start Material provided

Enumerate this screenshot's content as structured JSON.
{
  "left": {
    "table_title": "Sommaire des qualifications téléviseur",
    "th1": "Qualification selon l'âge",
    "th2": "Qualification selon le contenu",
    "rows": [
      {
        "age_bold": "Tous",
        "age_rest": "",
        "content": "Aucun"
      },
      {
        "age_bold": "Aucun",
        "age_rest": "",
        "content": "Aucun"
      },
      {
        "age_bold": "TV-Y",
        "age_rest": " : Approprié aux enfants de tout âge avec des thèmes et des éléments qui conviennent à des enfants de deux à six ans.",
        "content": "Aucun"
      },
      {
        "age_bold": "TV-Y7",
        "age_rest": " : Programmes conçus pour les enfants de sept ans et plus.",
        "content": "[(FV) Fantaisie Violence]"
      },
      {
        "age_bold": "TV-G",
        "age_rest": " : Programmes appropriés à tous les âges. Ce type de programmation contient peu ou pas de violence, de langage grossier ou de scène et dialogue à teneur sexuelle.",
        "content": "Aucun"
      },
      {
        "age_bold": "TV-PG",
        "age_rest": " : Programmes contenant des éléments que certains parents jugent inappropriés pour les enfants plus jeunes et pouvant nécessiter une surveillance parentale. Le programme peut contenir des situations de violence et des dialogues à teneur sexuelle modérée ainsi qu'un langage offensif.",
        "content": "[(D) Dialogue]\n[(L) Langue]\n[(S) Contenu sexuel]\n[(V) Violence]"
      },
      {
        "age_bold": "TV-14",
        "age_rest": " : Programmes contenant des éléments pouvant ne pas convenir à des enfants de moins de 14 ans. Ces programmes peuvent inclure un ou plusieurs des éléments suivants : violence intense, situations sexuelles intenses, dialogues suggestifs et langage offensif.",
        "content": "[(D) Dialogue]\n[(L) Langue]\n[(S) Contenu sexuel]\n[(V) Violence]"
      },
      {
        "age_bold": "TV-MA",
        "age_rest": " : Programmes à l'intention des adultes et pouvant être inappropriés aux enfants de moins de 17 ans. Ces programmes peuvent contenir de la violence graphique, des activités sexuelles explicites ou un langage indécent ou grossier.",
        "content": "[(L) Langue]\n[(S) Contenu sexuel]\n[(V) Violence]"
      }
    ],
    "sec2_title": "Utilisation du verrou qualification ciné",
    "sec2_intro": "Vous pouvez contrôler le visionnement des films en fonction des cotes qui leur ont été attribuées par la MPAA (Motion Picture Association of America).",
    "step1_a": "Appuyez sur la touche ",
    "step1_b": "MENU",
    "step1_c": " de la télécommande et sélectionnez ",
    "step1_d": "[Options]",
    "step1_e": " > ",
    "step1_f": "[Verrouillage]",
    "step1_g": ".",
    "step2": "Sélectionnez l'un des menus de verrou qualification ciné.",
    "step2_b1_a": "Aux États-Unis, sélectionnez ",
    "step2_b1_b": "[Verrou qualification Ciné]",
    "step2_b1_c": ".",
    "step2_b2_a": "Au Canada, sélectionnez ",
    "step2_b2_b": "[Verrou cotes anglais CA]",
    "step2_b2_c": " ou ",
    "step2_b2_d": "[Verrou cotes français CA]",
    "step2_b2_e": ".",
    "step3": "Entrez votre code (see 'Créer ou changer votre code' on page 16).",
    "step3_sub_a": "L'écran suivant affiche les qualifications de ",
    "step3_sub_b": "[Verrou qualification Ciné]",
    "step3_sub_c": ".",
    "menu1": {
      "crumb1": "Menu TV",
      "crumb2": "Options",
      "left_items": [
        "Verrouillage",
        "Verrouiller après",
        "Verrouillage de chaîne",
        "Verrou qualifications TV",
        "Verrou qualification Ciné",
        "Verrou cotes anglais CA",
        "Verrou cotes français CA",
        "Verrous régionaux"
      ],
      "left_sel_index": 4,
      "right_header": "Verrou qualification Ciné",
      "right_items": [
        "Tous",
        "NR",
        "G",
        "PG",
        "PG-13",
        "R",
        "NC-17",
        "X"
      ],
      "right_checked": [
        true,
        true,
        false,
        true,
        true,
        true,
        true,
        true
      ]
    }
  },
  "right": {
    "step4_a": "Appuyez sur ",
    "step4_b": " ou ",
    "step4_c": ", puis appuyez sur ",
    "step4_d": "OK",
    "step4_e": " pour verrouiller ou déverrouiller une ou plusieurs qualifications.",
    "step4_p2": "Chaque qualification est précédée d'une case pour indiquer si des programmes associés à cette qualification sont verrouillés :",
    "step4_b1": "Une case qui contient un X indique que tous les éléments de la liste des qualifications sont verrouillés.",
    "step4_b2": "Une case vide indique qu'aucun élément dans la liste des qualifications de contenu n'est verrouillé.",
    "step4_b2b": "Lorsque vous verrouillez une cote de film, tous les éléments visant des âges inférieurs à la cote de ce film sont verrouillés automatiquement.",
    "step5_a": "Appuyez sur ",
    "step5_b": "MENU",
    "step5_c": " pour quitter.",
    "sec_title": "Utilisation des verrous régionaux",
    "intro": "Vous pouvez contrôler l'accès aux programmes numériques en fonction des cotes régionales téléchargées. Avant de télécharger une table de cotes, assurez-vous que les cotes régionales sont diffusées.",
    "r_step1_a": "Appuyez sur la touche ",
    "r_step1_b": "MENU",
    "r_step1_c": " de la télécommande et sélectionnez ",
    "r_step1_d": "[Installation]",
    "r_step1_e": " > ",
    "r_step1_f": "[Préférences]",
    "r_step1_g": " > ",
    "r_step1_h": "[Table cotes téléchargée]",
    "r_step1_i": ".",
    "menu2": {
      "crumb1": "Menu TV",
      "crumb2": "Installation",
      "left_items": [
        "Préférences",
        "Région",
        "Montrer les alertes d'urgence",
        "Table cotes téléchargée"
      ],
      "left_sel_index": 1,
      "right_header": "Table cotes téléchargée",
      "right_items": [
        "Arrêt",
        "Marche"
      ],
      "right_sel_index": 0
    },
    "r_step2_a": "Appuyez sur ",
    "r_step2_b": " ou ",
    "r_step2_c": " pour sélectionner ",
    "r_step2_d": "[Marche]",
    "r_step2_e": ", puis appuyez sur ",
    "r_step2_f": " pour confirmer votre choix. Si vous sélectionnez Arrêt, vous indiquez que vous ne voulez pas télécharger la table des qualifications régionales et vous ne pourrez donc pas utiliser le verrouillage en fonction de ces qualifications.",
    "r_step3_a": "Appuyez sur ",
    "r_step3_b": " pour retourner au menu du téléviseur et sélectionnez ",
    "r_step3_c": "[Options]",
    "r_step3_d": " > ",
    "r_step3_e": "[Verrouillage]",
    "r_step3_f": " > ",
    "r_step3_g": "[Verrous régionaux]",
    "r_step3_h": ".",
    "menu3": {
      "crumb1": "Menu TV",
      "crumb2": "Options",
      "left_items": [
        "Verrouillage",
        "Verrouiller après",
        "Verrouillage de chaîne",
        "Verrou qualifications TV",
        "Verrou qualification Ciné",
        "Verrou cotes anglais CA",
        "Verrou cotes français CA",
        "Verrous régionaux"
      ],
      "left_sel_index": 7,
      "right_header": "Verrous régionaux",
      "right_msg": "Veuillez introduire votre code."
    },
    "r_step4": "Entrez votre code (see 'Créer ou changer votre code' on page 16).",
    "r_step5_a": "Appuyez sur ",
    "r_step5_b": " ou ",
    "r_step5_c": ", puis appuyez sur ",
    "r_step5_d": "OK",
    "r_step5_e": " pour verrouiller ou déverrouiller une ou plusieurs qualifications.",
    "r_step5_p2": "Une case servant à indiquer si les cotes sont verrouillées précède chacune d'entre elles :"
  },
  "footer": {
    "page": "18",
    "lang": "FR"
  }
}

end Material provided

Which lines hold the string "Options"? List them all.

=== Answer to the problem ===
    "step1_d": "[Options]",
      "crumb2": "Options",
    "r_step3_c": "[Options]",
      "crumb2": "Options",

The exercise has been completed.